------ Listed records

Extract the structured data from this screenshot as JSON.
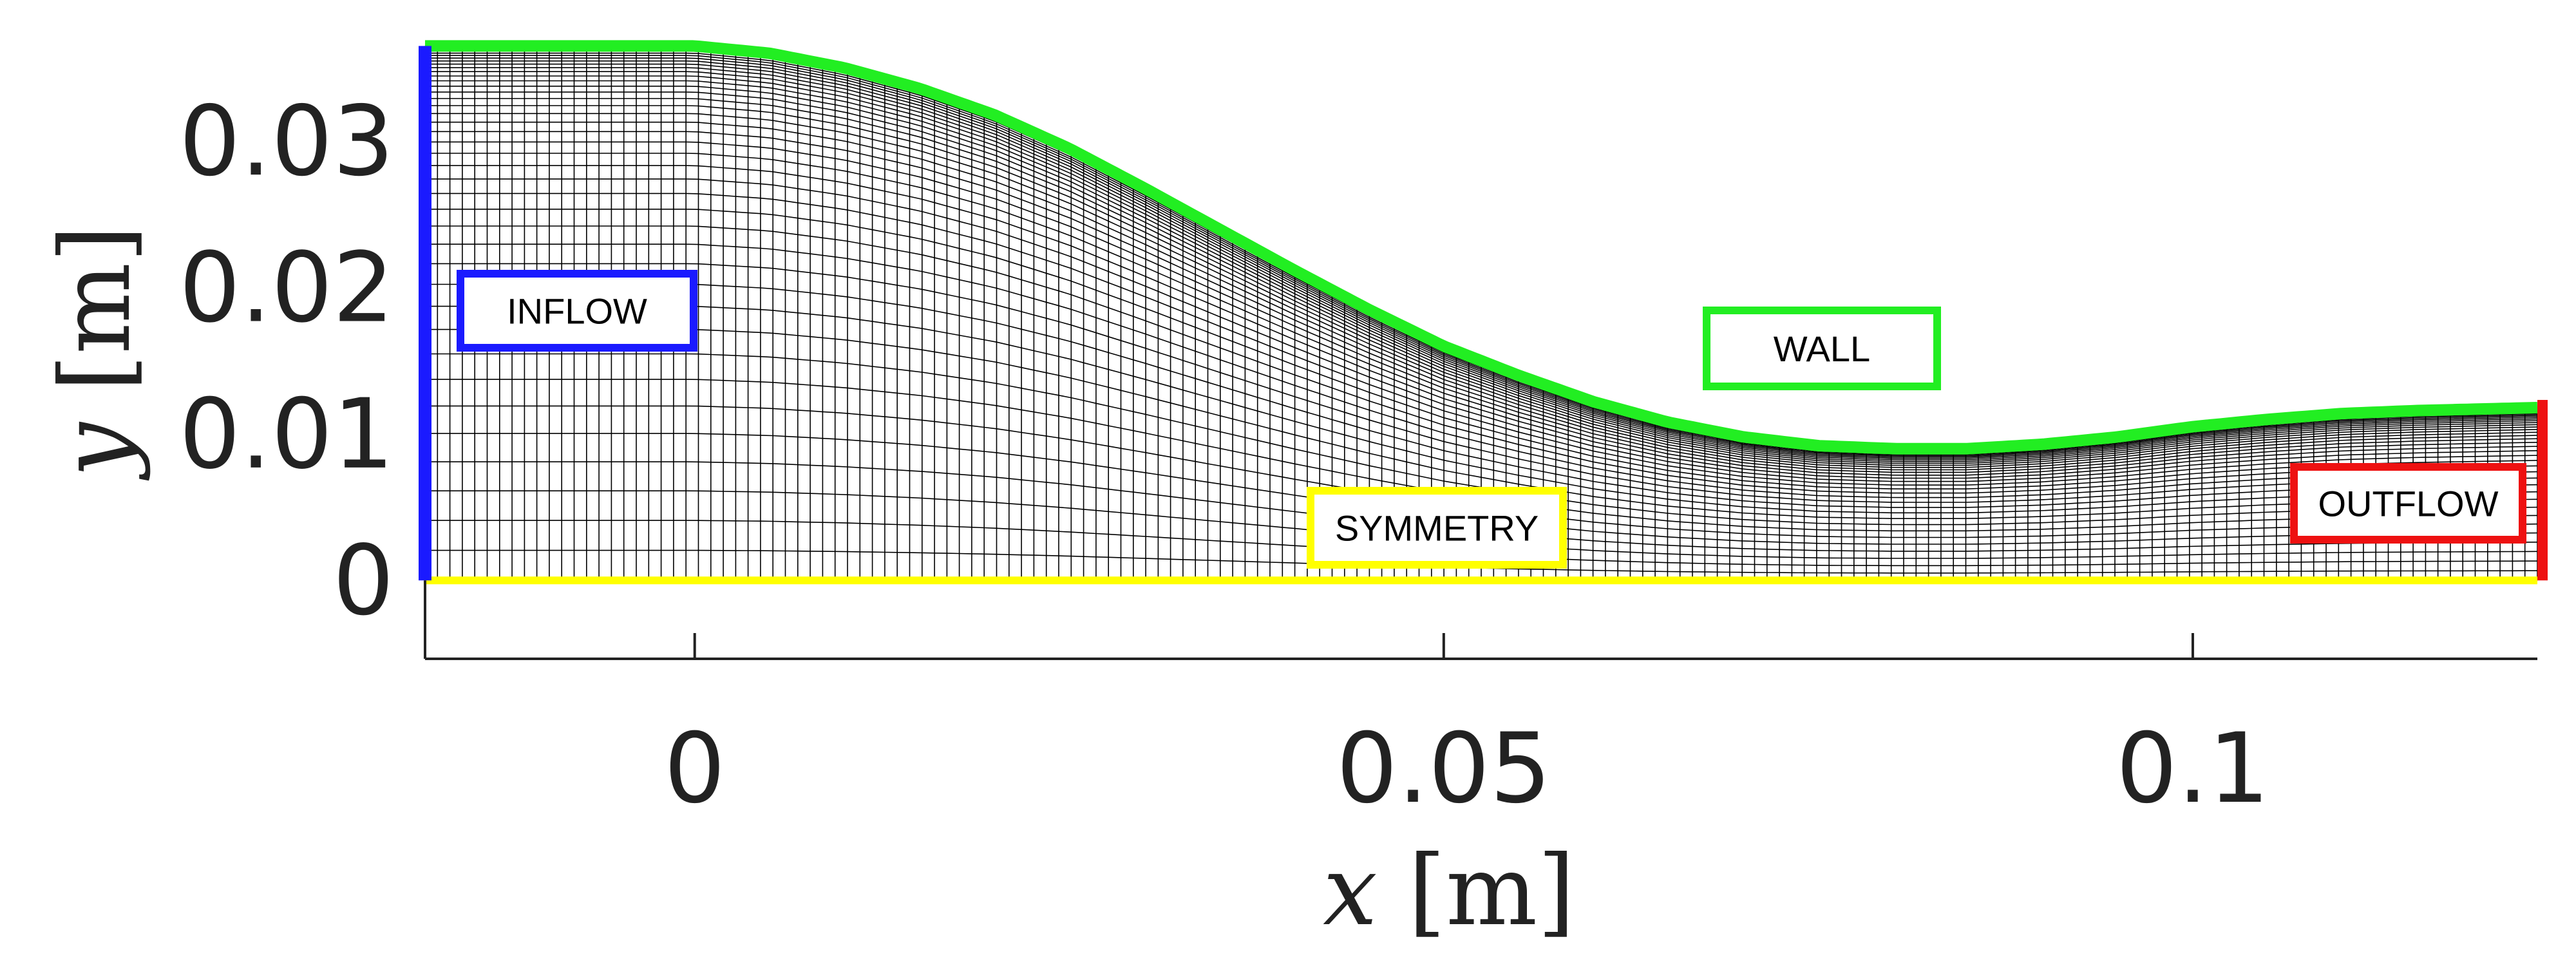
{
  "chart_data": {
    "type": "diagram",
    "xlabel_var": "x",
    "xlabel_unit": "[m]",
    "ylabel_var": "y",
    "ylabel_unit": "[m]",
    "xlim": [
      -0.018,
      0.123
    ],
    "ylim": [
      -0.005,
      0.037
    ],
    "x_ticks": [
      {
        "value": 0,
        "label": "0"
      },
      {
        "value": 0.05,
        "label": "0.05"
      },
      {
        "value": 0.1,
        "label": "0.1"
      }
    ],
    "y_ticks": [
      {
        "value": 0,
        "label": "0"
      },
      {
        "value": 0.01,
        "label": "0.01"
      },
      {
        "value": 0.02,
        "label": "0.02"
      },
      {
        "value": 0.03,
        "label": "0.03"
      }
    ],
    "wall_profile": {
      "x": [
        -0.018,
        0.0,
        0.005,
        0.01,
        0.015,
        0.02,
        0.025,
        0.03,
        0.035,
        0.04,
        0.045,
        0.05,
        0.055,
        0.06,
        0.065,
        0.07,
        0.075,
        0.08,
        0.085,
        0.09,
        0.095,
        0.1,
        0.105,
        0.11,
        0.115,
        0.123
      ],
      "y": [
        0.0365,
        0.0365,
        0.036,
        0.035,
        0.0336,
        0.0318,
        0.0295,
        0.0268,
        0.024,
        0.0212,
        0.0185,
        0.016,
        0.014,
        0.0122,
        0.0108,
        0.0098,
        0.0092,
        0.009,
        0.009,
        0.0093,
        0.0098,
        0.0105,
        0.011,
        0.0114,
        0.0116,
        0.0118
      ]
    },
    "regions": [
      {
        "name": "INFLOW",
        "color": "#1a1aff",
        "boundary": "left"
      },
      {
        "name": "WALL",
        "color": "#22ee22",
        "boundary": "top"
      },
      {
        "name": "SYMMETRY",
        "color": "#ffff00",
        "boundary": "bottom"
      },
      {
        "name": "OUTFLOW",
        "color": "#ee1111",
        "boundary": "right"
      }
    ],
    "mesh_color": "#000000"
  }
}
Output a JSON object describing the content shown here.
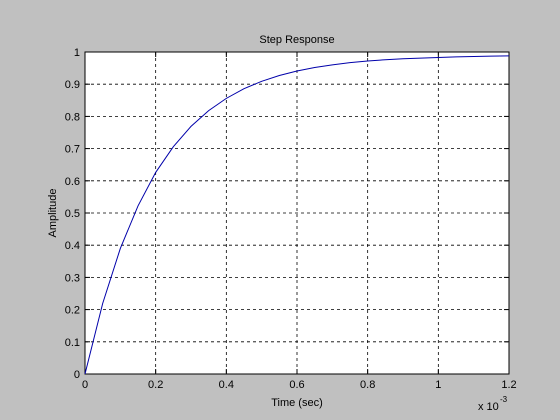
{
  "chart_data": {
    "type": "line",
    "title": "Step Response",
    "x_label": "Time (sec)",
    "y_label": "Amplitude",
    "x_multiplier": {
      "base": "x 10",
      "exponent": "-3"
    },
    "x": [
      0,
      0.05,
      0.1,
      0.15,
      0.2,
      0.25,
      0.3,
      0.35,
      0.4,
      0.45,
      0.5,
      0.55,
      0.6,
      0.65,
      0.7,
      0.75,
      0.8,
      0.85,
      0.9,
      0.95,
      1.0,
      1.05,
      1.1,
      1.15,
      1.2
    ],
    "series": [
      {
        "color": "#0000aa",
        "values": [
          0,
          0.219,
          0.39,
          0.522,
          0.626,
          0.706,
          0.769,
          0.818,
          0.856,
          0.886,
          0.909,
          0.927,
          0.941,
          0.952,
          0.96,
          0.967,
          0.972,
          0.976,
          0.979,
          0.981,
          0.983,
          0.985,
          0.986,
          0.987,
          0.988
        ]
      }
    ],
    "xlim": [
      0,
      1.2
    ],
    "xticks": [
      0,
      0.2,
      0.4,
      0.6,
      0.8,
      1,
      1.2
    ],
    "ylim": [
      0,
      1
    ],
    "yticks": [
      0,
      0.1,
      0.2,
      0.3,
      0.4,
      0.5,
      0.6,
      0.7,
      0.8,
      0.9,
      1
    ],
    "grid": true
  }
}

------------

Work required: Look through the listing above and count the lines where the string "JSON" appears. Report the number only.

Solution: 2